*Aim:* Note each line of the listing that contains the string "ΑΠΟΦΑΣΗ", and copy it.

(Data entries)
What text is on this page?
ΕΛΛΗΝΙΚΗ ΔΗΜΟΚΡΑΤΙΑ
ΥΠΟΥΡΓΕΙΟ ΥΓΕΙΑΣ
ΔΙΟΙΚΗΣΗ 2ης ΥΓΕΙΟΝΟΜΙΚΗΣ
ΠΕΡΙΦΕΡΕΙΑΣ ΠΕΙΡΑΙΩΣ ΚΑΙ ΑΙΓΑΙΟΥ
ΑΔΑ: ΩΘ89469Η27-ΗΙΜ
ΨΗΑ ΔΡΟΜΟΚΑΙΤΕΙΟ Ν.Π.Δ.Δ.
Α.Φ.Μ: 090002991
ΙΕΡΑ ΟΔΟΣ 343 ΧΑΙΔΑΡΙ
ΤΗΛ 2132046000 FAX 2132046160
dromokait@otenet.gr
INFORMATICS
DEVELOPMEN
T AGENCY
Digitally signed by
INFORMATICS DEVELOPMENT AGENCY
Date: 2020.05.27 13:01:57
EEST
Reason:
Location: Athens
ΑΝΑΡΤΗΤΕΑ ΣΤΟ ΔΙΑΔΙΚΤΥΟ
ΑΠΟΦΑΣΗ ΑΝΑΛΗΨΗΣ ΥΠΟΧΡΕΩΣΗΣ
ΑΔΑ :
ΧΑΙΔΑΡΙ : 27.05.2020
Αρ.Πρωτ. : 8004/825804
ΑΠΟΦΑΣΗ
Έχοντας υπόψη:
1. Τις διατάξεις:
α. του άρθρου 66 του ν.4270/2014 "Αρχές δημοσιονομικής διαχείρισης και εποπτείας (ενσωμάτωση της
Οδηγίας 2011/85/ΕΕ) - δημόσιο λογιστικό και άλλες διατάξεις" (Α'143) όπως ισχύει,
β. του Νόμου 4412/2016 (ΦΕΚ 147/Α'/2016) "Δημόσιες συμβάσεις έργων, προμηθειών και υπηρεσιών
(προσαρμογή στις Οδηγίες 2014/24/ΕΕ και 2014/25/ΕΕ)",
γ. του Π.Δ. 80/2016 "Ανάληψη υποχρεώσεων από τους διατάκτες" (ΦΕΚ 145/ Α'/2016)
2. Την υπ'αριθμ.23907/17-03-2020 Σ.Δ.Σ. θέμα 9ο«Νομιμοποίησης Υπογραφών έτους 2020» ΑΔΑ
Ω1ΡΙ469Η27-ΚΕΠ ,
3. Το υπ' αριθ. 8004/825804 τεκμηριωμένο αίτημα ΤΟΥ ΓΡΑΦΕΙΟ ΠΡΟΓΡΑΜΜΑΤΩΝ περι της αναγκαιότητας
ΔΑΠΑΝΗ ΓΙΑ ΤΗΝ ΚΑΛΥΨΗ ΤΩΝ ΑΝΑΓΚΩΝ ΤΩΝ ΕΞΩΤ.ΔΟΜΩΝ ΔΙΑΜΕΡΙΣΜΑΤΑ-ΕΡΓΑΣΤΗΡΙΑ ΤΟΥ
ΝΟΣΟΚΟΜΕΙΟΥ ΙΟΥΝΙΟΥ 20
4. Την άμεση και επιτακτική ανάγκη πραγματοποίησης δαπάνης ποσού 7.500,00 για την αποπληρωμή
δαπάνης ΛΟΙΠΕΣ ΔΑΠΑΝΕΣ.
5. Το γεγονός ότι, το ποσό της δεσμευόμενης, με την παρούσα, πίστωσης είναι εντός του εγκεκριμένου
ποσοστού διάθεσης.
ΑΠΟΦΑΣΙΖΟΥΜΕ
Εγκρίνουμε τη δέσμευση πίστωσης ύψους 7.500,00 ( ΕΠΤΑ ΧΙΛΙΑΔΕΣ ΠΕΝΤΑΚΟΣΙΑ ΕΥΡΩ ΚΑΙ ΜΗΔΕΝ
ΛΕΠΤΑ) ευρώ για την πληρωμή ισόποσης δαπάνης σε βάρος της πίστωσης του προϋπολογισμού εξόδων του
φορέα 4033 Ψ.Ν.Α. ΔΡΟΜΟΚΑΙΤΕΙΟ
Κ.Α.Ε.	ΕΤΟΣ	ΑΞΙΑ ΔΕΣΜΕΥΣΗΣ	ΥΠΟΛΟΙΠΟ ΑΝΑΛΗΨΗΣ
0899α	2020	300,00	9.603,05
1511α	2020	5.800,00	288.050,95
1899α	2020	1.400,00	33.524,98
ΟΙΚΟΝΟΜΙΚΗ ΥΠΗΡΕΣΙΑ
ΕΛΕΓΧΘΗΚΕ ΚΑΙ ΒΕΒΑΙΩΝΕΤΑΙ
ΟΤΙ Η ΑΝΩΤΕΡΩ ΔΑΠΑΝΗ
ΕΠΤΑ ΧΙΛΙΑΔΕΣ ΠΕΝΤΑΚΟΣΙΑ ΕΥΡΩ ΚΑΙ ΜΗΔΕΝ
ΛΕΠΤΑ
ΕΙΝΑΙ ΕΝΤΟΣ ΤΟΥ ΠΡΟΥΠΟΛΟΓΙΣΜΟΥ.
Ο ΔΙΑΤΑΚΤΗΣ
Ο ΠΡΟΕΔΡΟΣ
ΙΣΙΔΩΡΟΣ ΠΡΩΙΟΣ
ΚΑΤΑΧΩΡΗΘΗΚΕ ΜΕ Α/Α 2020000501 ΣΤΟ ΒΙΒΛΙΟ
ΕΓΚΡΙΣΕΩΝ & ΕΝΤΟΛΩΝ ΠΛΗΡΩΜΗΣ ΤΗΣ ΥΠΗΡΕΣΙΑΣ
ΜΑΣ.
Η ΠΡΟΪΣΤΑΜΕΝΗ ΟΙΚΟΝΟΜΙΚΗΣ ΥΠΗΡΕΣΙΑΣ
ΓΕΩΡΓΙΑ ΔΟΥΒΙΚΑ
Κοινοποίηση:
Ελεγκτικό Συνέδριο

*Answer to the problem:*
ΑΠΟΦΑΣΗ ΑΝΑΛΗΨΗΣ ΥΠΟΧΡΕΩΣΗΣ
ΑΠΟΦΑΣΗ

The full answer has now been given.